WHAT IS EXPECTED: Each line of the data that includes the string "must" is to be copied out.

[Collected data entries]
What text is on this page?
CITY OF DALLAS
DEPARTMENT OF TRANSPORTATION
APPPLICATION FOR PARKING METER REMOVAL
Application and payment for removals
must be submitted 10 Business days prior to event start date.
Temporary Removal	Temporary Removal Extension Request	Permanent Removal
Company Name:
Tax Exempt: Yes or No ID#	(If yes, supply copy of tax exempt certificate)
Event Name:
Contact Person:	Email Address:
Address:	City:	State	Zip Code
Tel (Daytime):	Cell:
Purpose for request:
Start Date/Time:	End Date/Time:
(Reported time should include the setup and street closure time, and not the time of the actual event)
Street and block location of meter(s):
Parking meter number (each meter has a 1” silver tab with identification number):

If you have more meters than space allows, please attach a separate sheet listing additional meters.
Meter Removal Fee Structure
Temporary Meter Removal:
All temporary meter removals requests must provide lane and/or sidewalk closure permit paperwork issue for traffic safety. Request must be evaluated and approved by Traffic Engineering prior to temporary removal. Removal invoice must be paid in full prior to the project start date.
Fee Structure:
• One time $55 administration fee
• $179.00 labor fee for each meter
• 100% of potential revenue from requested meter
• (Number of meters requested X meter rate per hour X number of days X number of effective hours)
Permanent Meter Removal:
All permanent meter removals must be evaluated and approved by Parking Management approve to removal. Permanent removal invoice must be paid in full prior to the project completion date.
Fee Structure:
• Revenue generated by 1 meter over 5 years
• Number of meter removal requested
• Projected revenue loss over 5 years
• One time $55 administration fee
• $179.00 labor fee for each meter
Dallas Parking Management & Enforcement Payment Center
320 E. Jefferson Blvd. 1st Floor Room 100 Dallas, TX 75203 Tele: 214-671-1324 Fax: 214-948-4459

RESPONSE FOR THIS EXERCISE:
must be submitted 10 Business days prior to event start date.
All temporary meter removals requests must provide lane and/or sidewalk closure permit paperwork issue for traffic safety. Request must be evaluated and approved by Traffic Engineering prior to temporary removal. Removal invoice must be paid in full prior to the project start date.
All permanent meter removals must be evaluated and approved by Parking Management approve to removal. Permanent removal invoice must be paid in full prior to the project completion date.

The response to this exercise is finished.